= Stated exercise =
Edit the rows below, changing "bboxes" to "bounding boxes" wherever it occurs and leaving every other part unchanged.

(Data entries)
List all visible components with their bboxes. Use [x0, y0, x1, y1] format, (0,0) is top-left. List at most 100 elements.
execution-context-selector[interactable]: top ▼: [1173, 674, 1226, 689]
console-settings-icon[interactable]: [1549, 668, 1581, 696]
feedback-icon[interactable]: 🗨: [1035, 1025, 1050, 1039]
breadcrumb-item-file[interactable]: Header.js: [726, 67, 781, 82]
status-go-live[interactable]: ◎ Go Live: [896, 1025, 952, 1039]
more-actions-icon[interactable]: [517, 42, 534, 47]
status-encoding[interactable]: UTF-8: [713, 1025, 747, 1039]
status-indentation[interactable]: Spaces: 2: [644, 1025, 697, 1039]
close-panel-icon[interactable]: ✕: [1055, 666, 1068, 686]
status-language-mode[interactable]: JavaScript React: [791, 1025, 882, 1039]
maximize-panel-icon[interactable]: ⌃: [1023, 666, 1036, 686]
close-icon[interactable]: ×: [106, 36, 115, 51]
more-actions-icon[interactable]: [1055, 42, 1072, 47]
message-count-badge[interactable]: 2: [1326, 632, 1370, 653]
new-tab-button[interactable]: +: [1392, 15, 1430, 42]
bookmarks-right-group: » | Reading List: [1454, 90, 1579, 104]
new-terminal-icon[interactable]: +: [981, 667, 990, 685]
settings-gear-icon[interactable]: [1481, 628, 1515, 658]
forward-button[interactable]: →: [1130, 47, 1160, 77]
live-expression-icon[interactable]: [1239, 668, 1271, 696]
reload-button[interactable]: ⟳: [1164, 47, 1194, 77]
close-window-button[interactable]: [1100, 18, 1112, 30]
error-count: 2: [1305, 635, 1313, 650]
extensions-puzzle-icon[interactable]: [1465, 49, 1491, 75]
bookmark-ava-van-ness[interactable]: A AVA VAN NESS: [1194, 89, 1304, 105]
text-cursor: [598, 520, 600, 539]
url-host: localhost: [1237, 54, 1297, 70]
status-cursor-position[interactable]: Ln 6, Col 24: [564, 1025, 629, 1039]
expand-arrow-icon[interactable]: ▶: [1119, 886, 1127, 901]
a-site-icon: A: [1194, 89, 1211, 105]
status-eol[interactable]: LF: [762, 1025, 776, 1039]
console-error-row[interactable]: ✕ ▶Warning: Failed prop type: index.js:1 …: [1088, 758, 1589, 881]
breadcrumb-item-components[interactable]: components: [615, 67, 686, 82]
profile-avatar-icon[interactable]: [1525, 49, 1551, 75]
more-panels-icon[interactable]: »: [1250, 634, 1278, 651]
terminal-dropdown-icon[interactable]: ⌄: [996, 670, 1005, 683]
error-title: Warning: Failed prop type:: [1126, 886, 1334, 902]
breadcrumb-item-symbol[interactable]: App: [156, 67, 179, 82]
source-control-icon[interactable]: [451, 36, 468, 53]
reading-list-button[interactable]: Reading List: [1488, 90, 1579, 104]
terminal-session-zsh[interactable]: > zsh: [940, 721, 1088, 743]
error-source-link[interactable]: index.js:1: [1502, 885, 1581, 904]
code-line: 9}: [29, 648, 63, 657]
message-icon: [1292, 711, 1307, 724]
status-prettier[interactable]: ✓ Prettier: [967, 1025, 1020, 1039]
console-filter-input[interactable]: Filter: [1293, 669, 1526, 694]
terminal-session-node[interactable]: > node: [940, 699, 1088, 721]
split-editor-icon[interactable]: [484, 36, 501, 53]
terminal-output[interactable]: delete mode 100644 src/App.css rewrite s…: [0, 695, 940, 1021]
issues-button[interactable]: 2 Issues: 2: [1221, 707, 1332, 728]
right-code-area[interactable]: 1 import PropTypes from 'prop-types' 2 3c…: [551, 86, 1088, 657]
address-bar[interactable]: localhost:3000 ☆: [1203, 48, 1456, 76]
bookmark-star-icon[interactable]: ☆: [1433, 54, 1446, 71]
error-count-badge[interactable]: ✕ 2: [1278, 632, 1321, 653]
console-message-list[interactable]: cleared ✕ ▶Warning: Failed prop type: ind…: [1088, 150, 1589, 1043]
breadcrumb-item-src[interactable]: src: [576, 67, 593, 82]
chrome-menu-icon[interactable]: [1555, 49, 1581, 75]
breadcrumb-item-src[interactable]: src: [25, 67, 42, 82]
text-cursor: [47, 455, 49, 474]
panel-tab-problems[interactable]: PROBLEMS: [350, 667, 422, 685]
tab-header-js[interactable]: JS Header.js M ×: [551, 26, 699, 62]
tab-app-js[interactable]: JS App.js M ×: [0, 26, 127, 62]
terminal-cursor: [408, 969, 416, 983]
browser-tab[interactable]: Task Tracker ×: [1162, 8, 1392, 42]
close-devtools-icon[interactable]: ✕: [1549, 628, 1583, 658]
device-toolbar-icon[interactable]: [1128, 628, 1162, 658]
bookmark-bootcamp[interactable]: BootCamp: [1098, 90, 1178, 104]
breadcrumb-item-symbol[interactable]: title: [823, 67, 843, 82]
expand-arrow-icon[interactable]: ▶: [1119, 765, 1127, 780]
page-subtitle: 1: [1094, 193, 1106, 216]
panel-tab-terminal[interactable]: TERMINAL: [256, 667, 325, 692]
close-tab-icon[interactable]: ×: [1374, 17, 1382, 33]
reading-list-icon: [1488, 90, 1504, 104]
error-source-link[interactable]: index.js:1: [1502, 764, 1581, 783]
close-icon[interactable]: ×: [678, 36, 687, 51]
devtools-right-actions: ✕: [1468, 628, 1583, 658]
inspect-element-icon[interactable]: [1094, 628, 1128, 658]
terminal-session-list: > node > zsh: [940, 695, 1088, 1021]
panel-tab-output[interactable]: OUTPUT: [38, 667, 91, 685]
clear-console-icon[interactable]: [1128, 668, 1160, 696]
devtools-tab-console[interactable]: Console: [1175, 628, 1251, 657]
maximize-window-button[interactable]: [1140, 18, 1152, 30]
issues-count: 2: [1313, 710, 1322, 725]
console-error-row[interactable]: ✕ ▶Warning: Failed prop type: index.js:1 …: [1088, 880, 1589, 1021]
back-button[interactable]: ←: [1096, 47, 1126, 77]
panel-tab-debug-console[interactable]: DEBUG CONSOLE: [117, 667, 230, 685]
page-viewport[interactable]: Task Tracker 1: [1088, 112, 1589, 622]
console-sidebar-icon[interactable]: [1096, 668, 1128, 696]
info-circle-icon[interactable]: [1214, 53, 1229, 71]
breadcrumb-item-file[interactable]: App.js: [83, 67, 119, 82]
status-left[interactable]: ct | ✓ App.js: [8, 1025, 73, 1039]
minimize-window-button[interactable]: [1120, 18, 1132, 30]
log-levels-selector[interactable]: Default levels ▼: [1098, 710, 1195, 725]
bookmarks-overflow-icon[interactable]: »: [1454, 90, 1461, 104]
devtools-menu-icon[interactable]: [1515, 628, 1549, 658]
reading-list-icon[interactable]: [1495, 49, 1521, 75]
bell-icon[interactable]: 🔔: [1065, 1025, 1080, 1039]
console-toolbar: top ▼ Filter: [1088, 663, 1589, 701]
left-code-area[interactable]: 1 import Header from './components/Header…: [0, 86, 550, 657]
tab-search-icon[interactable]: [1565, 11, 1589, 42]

= Response =
List all visible components with their bounding boxes. Use [x0, y0, x1, y1] format, (0,0) is top-left. List at most 100 elements.
execution-context-selector[interactable]: top ▼: [1173, 674, 1226, 689]
console-settings-icon[interactable]: [1549, 668, 1581, 696]
feedback-icon[interactable]: 🗨: [1035, 1025, 1050, 1039]
breadcrumb-item-file[interactable]: Header.js: [726, 67, 781, 82]
status-go-live[interactable]: ◎ Go Live: [896, 1025, 952, 1039]
more-actions-icon[interactable]: [517, 42, 534, 47]
status-encoding[interactable]: UTF-8: [713, 1025, 747, 1039]
status-indentation[interactable]: Spaces: 2: [644, 1025, 697, 1039]
close-panel-icon[interactable]: ✕: [1055, 666, 1068, 686]
status-language-mode[interactable]: JavaScript React: [791, 1025, 882, 1039]
maximize-panel-icon[interactable]: ⌃: [1023, 666, 1036, 686]
close-icon[interactable]: ×: [106, 36, 115, 51]
more-actions-icon[interactable]: [1055, 42, 1072, 47]
message-count-badge[interactable]: 2: [1326, 632, 1370, 653]
new-tab-button[interactable]: +: [1392, 15, 1430, 42]
bookmarks-right-group: » | Reading List: [1454, 90, 1579, 104]
new-terminal-icon[interactable]: +: [981, 667, 990, 685]
settings-gear-icon[interactable]: [1481, 628, 1515, 658]
forward-button[interactable]: →: [1130, 47, 1160, 77]
live-expression-icon[interactable]: [1239, 668, 1271, 696]
reload-button[interactable]: ⟳: [1164, 47, 1194, 77]
close-window-button[interactable]: [1100, 18, 1112, 30]
error-count: 2: [1305, 635, 1313, 650]
extensions-puzzle-icon[interactable]: [1465, 49, 1491, 75]
bookmark-ava-van-ness[interactable]: A AVA VAN NESS: [1194, 89, 1304, 105]
text-cursor: [598, 520, 600, 539]
url-host: localhost: [1237, 54, 1297, 70]
status-cursor-position[interactable]: Ln 6, Col 24: [564, 1025, 629, 1039]
expand-arrow-icon[interactable]: ▶: [1119, 886, 1127, 901]
a-site-icon: A: [1194, 89, 1211, 105]
status-eol[interactable]: LF: [762, 1025, 776, 1039]
console-error-row[interactable]: ✕ ▶Warning: Failed prop type: index.js:1 …: [1088, 758, 1589, 881]
breadcrumb-item-components[interactable]: components: [615, 67, 686, 82]
profile-avatar-icon[interactable]: [1525, 49, 1551, 75]
more-panels-icon[interactable]: »: [1250, 634, 1278, 651]
terminal-dropdown-icon[interactable]: ⌄: [996, 670, 1005, 683]
error-title: Warning: Failed prop type:: [1126, 886, 1334, 902]
breadcrumb-item-symbol[interactable]: App: [156, 67, 179, 82]
source-control-icon[interactable]: [451, 36, 468, 53]
reading-list-button[interactable]: Reading List: [1488, 90, 1579, 104]
terminal-session-zsh[interactable]: > zsh: [940, 721, 1088, 743]
error-source-link[interactable]: index.js:1: [1502, 885, 1581, 904]
code-line: 9}: [29, 648, 63, 657]
message-icon: [1292, 711, 1307, 724]
status-prettier[interactable]: ✓ Prettier: [967, 1025, 1020, 1039]
console-filter-input[interactable]: Filter: [1293, 669, 1526, 694]
terminal-session-node[interactable]: > node: [940, 699, 1088, 721]
split-editor-icon[interactable]: [484, 36, 501, 53]
terminal-output[interactable]: delete mode 100644 src/App.css rewrite s…: [0, 695, 940, 1021]
issues-button[interactable]: 2 Issues: 2: [1221, 707, 1332, 728]
right-code-area[interactable]: 1 import PropTypes from 'prop-types' 2 3c…: [551, 86, 1088, 657]
address-bar[interactable]: localhost:3000 ☆: [1203, 48, 1456, 76]
bookmark-star-icon[interactable]: ☆: [1433, 54, 1446, 71]
error-count-badge[interactable]: ✕ 2: [1278, 632, 1321, 653]
console-message-list[interactable]: cleared ✕ ▶Warning: Failed prop type: ind…: [1088, 150, 1589, 1043]
breadcrumb-item-src[interactable]: src: [576, 67, 593, 82]
chrome-menu-icon[interactable]: [1555, 49, 1581, 75]
breadcrumb-item-src[interactable]: src: [25, 67, 42, 82]
text-cursor: [47, 455, 49, 474]
panel-tab-problems[interactable]: PROBLEMS: [350, 667, 422, 685]
tab-header-js[interactable]: JS Header.js M ×: [551, 26, 699, 62]
tab-app-js[interactable]: JS App.js M ×: [0, 26, 127, 62]
terminal-cursor: [408, 969, 416, 983]
browser-tab[interactable]: Task Tracker ×: [1162, 8, 1392, 42]
close-devtools-icon[interactable]: ✕: [1549, 628, 1583, 658]
device-toolbar-icon[interactable]: [1128, 628, 1162, 658]
bookmark-bootcamp[interactable]: BootCamp: [1098, 90, 1178, 104]
breadcrumb-item-symbol[interactable]: title: [823, 67, 843, 82]
expand-arrow-icon[interactable]: ▶: [1119, 765, 1127, 780]
page-subtitle: 1: [1094, 193, 1106, 216]
panel-tab-terminal[interactable]: TERMINAL: [256, 667, 325, 692]
close-tab-icon[interactable]: ×: [1374, 17, 1382, 33]
reading-list-icon: [1488, 90, 1504, 104]
error-source-link[interactable]: index.js:1: [1502, 764, 1581, 783]
close-icon[interactable]: ×: [678, 36, 687, 51]
devtools-right-actions: ✕: [1468, 628, 1583, 658]
inspect-element-icon[interactable]: [1094, 628, 1128, 658]
terminal-session-list: > node > zsh: [940, 695, 1088, 1021]
panel-tab-output[interactable]: OUTPUT: [38, 667, 91, 685]
clear-console-icon[interactable]: [1128, 668, 1160, 696]
devtools-tab-console[interactable]: Console: [1175, 628, 1251, 657]
maximize-window-button[interactable]: [1140, 18, 1152, 30]
issues-count: 2: [1313, 710, 1322, 725]
console-error-row[interactable]: ✕ ▶Warning: Failed prop type: index.js:1 …: [1088, 880, 1589, 1021]
back-button[interactable]: ←: [1096, 47, 1126, 77]
panel-tab-debug-console[interactable]: DEBUG CONSOLE: [117, 667, 230, 685]
page-viewport[interactable]: Task Tracker 1: [1088, 112, 1589, 622]
console-sidebar-icon[interactable]: [1096, 668, 1128, 696]
info-circle-icon[interactable]: [1214, 53, 1229, 71]
breadcrumb-item-file[interactable]: App.js: [83, 67, 119, 82]
status-left[interactable]: ct | ✓ App.js: [8, 1025, 73, 1039]
minimize-window-button[interactable]: [1120, 18, 1132, 30]
log-levels-selector[interactable]: Default levels ▼: [1098, 710, 1195, 725]
bookmarks-overflow-icon[interactable]: »: [1454, 90, 1461, 104]
devtools-menu-icon[interactable]: [1515, 628, 1549, 658]
reading-list-icon[interactable]: [1495, 49, 1521, 75]
bell-icon[interactable]: 🔔: [1065, 1025, 1080, 1039]
console-toolbar: top ▼ Filter: [1088, 663, 1589, 701]
left-code-area[interactable]: 1 import Header from './components/Header…: [0, 86, 550, 657]
tab-search-icon[interactable]: [1565, 11, 1589, 42]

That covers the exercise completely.